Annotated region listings
++++++

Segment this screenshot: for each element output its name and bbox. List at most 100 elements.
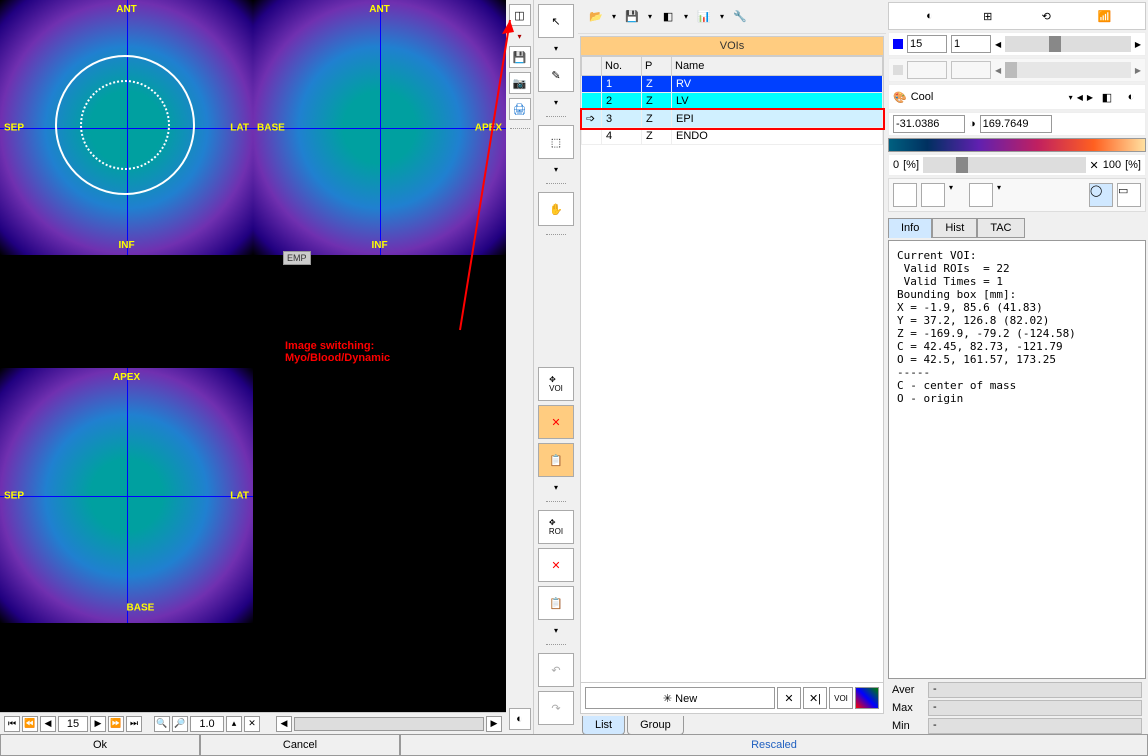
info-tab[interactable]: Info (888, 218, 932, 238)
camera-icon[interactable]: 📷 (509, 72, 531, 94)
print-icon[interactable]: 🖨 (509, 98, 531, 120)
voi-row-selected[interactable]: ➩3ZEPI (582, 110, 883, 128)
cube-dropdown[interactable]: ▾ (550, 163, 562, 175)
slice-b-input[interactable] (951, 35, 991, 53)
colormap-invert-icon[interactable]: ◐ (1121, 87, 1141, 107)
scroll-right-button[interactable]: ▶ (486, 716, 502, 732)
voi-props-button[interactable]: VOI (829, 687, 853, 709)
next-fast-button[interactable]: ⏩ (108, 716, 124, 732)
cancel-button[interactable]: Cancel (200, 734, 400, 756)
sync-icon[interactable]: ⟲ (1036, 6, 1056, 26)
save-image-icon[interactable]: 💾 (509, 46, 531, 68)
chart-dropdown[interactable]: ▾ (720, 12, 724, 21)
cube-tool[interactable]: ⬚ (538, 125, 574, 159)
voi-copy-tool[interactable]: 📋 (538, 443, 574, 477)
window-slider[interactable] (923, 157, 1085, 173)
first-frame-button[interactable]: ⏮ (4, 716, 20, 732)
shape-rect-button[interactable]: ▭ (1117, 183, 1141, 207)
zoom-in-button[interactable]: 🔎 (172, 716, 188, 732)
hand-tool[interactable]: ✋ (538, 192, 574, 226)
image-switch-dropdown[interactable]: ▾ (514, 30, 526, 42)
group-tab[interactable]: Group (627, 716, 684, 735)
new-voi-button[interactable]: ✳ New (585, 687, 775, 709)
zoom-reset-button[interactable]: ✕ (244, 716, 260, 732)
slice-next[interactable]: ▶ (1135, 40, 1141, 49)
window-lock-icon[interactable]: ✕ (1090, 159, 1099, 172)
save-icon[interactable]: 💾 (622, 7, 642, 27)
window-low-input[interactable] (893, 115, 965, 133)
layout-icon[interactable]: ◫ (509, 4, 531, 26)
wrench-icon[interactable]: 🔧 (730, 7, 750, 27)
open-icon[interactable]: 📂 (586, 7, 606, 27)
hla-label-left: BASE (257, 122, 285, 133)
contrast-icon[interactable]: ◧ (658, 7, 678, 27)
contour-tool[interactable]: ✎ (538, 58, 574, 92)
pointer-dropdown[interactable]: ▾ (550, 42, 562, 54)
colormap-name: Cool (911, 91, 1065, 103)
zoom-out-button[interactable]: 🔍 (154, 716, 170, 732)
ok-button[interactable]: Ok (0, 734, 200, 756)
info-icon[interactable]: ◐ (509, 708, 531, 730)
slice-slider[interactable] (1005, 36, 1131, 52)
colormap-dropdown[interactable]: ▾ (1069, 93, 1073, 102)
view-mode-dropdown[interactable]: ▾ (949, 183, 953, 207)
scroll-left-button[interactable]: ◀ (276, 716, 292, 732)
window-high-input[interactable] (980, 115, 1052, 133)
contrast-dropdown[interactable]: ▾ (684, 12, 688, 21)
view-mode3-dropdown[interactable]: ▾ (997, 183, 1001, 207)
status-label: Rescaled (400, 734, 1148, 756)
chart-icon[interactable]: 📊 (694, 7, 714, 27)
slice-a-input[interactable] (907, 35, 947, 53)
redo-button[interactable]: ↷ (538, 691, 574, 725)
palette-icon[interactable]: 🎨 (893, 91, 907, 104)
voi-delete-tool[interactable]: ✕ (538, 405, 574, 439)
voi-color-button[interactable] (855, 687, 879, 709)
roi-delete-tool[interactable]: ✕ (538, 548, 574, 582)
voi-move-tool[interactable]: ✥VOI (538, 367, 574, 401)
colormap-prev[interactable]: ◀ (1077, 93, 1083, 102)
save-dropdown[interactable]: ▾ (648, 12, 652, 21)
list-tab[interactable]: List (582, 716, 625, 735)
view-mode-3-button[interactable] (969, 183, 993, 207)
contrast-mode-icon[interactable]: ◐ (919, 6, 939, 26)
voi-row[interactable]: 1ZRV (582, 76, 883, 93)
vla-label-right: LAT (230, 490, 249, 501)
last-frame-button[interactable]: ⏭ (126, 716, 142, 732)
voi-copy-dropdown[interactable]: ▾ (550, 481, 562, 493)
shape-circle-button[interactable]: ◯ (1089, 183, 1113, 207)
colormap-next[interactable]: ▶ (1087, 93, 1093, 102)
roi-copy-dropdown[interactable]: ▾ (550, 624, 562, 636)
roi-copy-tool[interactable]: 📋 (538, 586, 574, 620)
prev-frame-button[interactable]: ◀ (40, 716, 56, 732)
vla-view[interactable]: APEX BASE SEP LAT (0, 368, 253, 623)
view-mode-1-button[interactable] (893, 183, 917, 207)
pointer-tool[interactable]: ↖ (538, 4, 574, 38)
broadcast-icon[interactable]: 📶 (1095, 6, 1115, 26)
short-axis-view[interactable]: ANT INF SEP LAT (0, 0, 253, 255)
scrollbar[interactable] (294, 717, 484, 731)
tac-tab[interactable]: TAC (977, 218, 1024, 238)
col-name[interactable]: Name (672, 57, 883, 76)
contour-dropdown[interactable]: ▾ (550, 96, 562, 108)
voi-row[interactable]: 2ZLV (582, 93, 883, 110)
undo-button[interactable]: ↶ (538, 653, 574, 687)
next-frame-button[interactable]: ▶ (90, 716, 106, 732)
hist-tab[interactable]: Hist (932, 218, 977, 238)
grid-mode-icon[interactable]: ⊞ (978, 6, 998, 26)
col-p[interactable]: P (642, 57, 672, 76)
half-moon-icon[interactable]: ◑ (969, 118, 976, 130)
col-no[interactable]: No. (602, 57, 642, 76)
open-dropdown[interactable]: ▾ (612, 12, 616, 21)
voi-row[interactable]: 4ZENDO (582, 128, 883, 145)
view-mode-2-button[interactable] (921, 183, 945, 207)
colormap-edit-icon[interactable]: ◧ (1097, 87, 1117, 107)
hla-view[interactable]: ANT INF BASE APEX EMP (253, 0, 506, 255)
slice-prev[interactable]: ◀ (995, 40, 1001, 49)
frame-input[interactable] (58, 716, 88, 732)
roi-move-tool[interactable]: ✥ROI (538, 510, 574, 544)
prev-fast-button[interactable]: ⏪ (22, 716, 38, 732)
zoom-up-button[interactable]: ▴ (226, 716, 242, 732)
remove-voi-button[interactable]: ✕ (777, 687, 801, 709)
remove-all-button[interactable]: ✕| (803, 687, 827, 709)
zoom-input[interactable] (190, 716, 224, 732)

++++++

Rewrite the part of the listing that opens with the line containing "info-tab[interactable]: Info (888, 218, 932, 238)" and closes with the line containing "voi-copy-tool[interactable]: 📋 (538, 443, 574, 477)", switching every "button" to "btn" and leaving all else unchanged.

info-tab[interactable]: Info (888, 218, 932, 238)
camera-icon[interactable]: 📷 (509, 72, 531, 94)
print-icon[interactable]: 🖨 (509, 98, 531, 120)
voi-row-selected[interactable]: ➩3ZEPI (582, 110, 883, 128)
cube-dropdown[interactable]: ▾ (550, 163, 562, 175)
slice-b-input[interactable] (951, 35, 991, 53)
colormap-invert-icon[interactable]: ◐ (1121, 87, 1141, 107)
scroll-right-btn[interactable]: ▶ (486, 716, 502, 732)
voi-props-btn[interactable]: VOI (829, 687, 853, 709)
next-fast-btn[interactable]: ⏩ (108, 716, 124, 732)
cancel-btn[interactable]: Cancel (200, 734, 400, 756)
sync-icon[interactable]: ⟲ (1036, 6, 1056, 26)
save-image-icon[interactable]: 💾 (509, 46, 531, 68)
chart-dropdown[interactable]: ▾ (720, 12, 724, 21)
cube-tool[interactable]: ⬚ (538, 125, 574, 159)
voi-copy-tool[interactable]: 📋 (538, 443, 574, 477)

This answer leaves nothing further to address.